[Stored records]
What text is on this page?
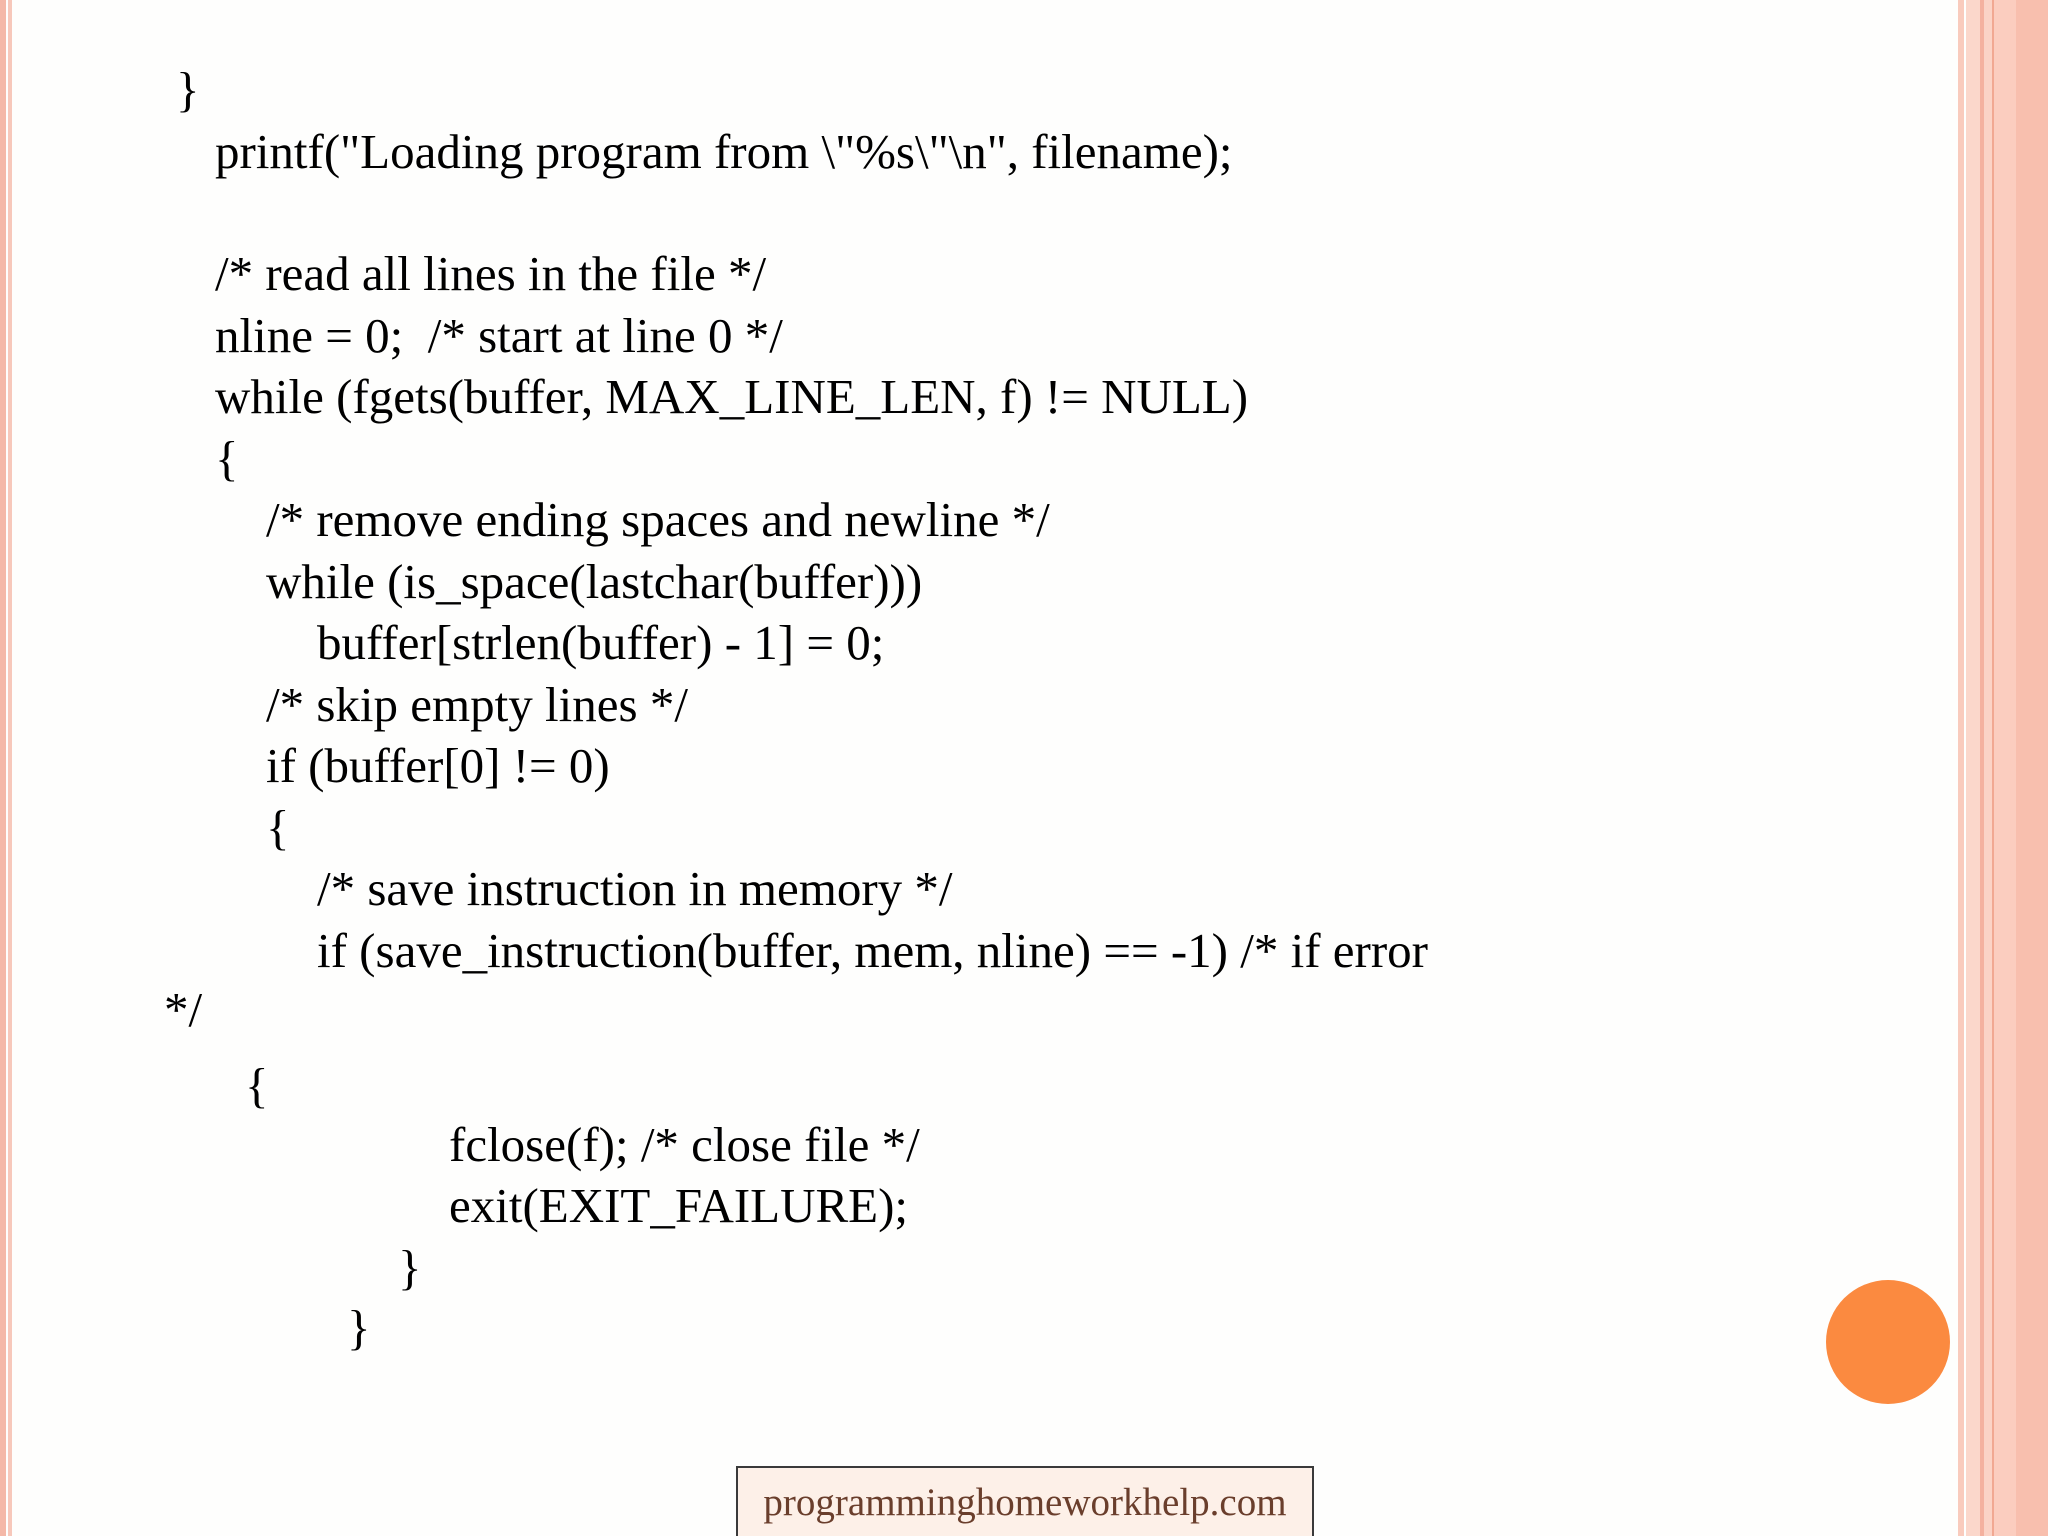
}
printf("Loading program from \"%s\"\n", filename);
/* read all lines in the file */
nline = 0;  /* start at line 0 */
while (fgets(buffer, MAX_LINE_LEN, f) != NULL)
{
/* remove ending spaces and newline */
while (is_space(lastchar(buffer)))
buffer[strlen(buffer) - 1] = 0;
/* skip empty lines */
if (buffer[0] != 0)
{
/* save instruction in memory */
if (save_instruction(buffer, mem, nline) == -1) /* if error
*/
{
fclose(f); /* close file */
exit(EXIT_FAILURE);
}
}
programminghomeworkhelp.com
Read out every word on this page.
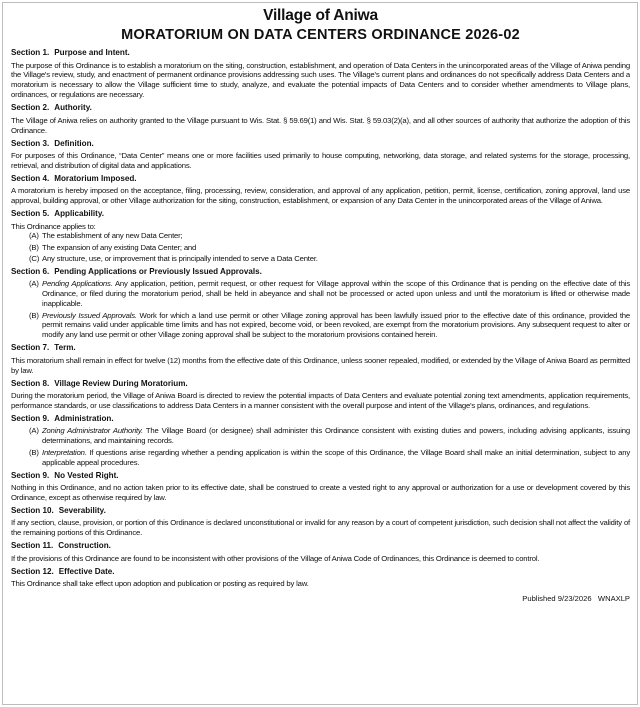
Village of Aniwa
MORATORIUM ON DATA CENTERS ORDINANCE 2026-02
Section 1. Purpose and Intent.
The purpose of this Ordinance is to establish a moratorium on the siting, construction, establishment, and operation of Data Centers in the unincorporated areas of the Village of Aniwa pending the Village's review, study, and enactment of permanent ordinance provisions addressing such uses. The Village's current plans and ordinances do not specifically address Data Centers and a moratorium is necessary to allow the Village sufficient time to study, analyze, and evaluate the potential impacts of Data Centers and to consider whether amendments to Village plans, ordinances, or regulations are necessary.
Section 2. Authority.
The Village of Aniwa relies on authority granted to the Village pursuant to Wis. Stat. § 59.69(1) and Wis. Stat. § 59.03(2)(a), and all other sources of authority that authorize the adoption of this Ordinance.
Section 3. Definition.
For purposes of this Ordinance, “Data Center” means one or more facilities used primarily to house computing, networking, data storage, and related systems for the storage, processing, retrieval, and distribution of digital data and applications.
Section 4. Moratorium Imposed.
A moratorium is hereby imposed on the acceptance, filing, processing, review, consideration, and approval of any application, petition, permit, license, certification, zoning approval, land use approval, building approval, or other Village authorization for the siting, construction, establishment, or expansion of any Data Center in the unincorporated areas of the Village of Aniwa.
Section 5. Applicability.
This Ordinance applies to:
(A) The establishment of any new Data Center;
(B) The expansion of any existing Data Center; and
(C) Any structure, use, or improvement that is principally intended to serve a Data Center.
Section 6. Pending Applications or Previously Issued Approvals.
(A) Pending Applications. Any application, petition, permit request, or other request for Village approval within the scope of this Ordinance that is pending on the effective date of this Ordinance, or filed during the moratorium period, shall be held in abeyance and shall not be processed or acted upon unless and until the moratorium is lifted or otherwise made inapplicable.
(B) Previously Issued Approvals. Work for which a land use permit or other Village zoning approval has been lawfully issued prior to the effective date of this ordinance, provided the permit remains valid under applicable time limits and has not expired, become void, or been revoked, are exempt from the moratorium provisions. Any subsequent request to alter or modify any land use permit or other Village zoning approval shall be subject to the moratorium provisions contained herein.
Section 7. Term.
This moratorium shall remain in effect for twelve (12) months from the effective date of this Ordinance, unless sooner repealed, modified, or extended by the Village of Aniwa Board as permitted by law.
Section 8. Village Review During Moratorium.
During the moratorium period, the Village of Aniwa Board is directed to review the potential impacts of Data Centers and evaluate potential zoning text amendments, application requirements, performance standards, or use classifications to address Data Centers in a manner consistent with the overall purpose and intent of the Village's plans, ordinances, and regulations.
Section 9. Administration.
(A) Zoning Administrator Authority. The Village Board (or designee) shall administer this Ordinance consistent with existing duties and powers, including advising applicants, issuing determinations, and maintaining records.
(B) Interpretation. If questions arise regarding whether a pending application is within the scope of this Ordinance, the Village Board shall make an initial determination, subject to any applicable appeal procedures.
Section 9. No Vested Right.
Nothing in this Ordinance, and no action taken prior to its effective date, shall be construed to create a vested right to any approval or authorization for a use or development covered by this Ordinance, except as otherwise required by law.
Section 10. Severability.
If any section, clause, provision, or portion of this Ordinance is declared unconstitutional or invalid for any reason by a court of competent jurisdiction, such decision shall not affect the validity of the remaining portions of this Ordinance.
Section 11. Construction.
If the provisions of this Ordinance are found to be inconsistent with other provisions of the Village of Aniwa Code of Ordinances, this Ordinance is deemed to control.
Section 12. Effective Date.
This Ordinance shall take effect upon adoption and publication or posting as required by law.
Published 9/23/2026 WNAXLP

Task details
From the records above, pull out every line containing the word "potential".

Task output
The purpose of this Ordinance is to establish a moratorium on the siting, construction, establishment, and operation of Data Centers in the unincorporated areas of the Village of Aniwa pending the Village's review, study, and enactment of permanent ordinance provisions addressing such uses. The Village's current plans and ordinances do not specifically address Data Centers and a moratorium is necessary to allow the Village sufficient time to study, analyze, and evaluate the potential impacts of Data Centers and to consider whether amendments to Village plans, ordinances, or regulations are necessary.
During the moratorium period, the Village of Aniwa Board is directed to review the potential impacts of Data Centers and evaluate potential zoning text amendments, application requirements, performance standards, or use classifications to address Data Centers in a manner consistent with the overall purpose and intent of the Village's plans, ordinances, and regulations.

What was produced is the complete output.